### EXERCISE GOAL
What is the number of lines holding the word "series"? Write that number and nothing else.

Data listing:
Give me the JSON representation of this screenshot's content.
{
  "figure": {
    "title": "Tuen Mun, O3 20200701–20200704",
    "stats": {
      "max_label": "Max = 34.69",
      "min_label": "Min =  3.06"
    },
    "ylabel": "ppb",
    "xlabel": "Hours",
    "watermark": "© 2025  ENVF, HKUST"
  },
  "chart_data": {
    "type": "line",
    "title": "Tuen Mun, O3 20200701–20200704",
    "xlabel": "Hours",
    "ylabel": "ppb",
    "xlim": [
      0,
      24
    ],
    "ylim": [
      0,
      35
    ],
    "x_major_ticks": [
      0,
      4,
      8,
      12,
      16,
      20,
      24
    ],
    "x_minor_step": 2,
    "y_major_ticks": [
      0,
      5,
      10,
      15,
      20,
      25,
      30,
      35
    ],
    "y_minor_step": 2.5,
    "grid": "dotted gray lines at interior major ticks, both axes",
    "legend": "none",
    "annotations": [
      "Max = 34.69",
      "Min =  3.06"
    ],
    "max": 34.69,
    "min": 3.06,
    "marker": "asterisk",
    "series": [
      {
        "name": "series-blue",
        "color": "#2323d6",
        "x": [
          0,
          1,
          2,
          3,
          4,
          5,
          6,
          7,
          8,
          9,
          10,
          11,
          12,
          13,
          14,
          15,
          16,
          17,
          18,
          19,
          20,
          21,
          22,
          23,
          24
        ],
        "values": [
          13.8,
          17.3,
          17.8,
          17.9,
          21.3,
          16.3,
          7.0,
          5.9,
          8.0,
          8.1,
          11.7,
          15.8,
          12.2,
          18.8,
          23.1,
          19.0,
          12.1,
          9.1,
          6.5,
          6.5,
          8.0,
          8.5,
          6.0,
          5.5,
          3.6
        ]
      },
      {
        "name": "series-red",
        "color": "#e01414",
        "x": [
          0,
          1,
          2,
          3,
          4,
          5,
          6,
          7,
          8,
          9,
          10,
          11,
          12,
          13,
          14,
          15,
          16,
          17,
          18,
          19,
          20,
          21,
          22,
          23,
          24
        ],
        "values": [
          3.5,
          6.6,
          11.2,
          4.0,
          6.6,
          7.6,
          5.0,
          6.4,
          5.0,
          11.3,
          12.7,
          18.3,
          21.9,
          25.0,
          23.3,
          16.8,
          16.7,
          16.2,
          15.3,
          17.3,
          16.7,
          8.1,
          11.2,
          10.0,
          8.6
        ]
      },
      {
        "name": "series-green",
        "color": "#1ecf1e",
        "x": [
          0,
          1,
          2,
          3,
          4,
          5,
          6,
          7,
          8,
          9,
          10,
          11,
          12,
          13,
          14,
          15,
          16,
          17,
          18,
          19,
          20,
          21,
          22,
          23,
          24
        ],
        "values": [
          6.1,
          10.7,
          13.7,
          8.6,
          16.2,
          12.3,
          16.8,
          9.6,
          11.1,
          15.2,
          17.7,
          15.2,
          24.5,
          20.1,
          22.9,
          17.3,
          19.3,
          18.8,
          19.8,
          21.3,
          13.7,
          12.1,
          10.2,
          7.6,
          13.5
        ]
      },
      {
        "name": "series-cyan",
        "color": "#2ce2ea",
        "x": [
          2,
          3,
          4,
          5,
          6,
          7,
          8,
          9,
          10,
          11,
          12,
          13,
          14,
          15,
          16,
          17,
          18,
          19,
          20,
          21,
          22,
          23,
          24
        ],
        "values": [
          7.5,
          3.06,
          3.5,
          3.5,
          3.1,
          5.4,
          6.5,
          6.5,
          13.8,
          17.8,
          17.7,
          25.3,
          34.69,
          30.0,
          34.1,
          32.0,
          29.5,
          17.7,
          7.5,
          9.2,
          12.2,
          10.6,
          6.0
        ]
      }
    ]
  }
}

### IN RESPONSE
5